STATED GOAL: Count how many lines below include the string "char", and give that number without anything else.

-- Start EXERCISE MATERIALS --

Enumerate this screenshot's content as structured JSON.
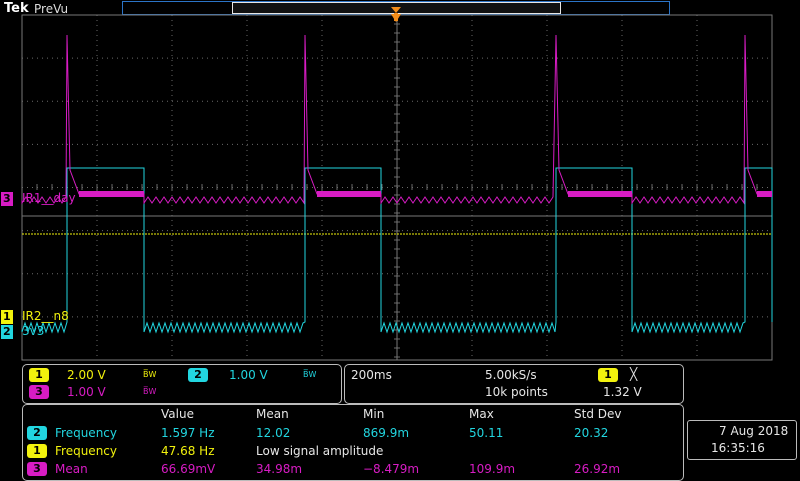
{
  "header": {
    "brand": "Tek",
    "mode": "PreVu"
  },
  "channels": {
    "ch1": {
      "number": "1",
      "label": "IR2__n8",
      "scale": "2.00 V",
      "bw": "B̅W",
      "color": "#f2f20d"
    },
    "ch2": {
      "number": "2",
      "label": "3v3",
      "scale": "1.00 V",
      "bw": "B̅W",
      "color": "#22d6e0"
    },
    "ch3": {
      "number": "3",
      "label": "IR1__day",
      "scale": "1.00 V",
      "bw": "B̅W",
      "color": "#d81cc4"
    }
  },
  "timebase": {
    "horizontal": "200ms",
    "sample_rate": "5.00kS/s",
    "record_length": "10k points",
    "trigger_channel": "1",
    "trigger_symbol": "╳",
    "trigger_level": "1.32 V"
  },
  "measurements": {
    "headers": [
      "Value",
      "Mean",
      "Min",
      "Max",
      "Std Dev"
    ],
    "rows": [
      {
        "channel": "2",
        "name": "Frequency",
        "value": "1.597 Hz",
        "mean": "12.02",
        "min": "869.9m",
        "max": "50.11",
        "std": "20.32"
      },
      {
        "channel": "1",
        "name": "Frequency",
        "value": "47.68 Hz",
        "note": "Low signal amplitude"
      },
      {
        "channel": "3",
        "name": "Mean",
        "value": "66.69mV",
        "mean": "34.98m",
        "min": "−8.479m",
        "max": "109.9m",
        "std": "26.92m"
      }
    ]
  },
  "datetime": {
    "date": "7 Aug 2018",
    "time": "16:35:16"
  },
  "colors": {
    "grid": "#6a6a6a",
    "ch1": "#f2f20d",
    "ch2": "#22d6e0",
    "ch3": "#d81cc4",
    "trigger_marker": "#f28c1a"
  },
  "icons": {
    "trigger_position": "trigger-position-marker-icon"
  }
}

-- End EXERCISE MATERIALS --
-- Start EXERCISE MATERIALS --

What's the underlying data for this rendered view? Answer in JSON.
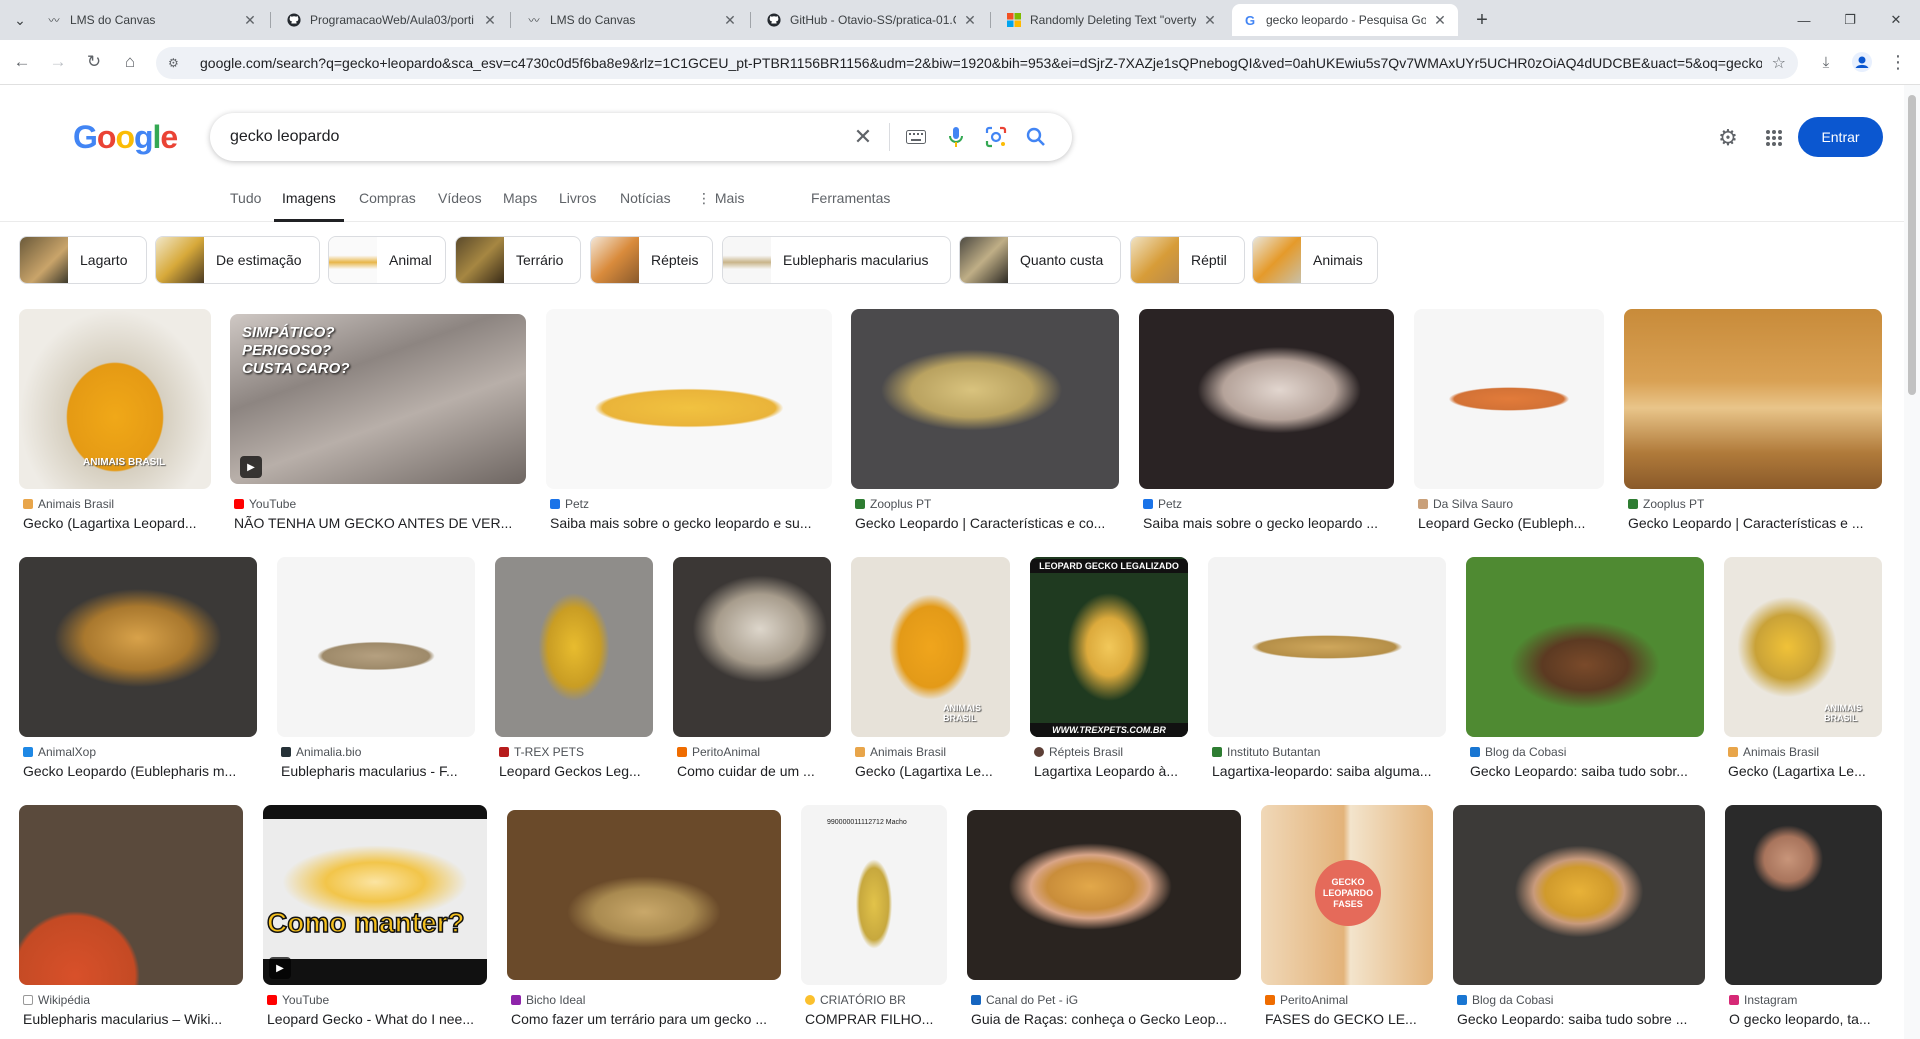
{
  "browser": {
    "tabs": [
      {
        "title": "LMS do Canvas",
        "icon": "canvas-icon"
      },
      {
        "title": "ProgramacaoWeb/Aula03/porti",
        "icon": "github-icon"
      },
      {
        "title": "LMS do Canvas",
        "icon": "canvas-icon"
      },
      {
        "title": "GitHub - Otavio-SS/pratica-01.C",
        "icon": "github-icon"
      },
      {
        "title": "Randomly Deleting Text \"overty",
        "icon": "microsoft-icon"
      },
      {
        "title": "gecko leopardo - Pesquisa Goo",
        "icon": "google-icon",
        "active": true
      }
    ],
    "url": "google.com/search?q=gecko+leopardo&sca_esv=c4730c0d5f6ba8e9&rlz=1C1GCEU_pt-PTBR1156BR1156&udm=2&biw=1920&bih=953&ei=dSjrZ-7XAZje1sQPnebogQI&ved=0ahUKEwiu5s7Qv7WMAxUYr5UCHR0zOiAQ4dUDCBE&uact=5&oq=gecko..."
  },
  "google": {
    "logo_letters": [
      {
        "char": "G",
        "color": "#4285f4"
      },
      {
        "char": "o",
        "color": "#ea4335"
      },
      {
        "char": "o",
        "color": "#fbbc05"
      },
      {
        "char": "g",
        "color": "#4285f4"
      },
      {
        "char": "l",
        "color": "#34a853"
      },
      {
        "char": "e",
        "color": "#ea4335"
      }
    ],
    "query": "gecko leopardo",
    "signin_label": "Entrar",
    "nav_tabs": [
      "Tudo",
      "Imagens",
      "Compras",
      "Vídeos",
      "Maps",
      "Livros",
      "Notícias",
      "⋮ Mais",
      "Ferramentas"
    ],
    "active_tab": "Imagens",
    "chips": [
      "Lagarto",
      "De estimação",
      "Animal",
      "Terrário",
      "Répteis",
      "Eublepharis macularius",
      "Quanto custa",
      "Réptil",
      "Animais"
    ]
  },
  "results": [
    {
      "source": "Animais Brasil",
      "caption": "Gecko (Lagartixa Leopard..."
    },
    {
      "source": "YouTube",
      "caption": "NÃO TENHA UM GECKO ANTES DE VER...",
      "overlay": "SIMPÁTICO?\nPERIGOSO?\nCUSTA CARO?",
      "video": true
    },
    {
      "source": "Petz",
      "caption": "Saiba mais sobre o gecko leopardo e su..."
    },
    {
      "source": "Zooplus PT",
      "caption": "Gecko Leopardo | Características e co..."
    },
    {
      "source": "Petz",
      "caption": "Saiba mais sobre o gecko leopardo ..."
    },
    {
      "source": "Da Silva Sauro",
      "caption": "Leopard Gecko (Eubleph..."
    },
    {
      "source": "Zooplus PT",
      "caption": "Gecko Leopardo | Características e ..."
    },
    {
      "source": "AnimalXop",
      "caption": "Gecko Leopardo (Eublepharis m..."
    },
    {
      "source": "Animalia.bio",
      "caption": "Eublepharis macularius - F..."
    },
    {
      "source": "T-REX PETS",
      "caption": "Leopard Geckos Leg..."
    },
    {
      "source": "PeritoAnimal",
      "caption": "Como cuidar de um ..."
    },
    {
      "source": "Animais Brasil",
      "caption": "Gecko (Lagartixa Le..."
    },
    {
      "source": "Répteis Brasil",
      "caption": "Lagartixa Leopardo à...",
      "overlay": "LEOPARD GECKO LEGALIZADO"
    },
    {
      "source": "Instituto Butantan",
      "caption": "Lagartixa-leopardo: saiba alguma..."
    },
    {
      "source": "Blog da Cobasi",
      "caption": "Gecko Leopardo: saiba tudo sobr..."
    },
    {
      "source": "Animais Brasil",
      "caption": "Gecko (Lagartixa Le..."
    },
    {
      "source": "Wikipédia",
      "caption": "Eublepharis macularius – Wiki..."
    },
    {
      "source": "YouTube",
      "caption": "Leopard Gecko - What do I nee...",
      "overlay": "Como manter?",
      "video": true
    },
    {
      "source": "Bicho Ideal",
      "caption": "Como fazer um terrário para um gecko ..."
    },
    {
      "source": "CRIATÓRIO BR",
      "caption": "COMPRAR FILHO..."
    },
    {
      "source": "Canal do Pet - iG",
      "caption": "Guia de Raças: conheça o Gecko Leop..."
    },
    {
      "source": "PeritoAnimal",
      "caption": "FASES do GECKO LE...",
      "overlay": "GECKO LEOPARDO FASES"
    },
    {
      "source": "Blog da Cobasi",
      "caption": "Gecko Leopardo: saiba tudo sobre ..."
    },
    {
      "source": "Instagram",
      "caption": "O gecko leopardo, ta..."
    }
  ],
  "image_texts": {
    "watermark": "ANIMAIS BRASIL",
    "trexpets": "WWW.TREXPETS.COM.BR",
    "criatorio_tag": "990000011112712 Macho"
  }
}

-- End EXERCISE MATERIALS --

EXERCISE SOLUTION: 6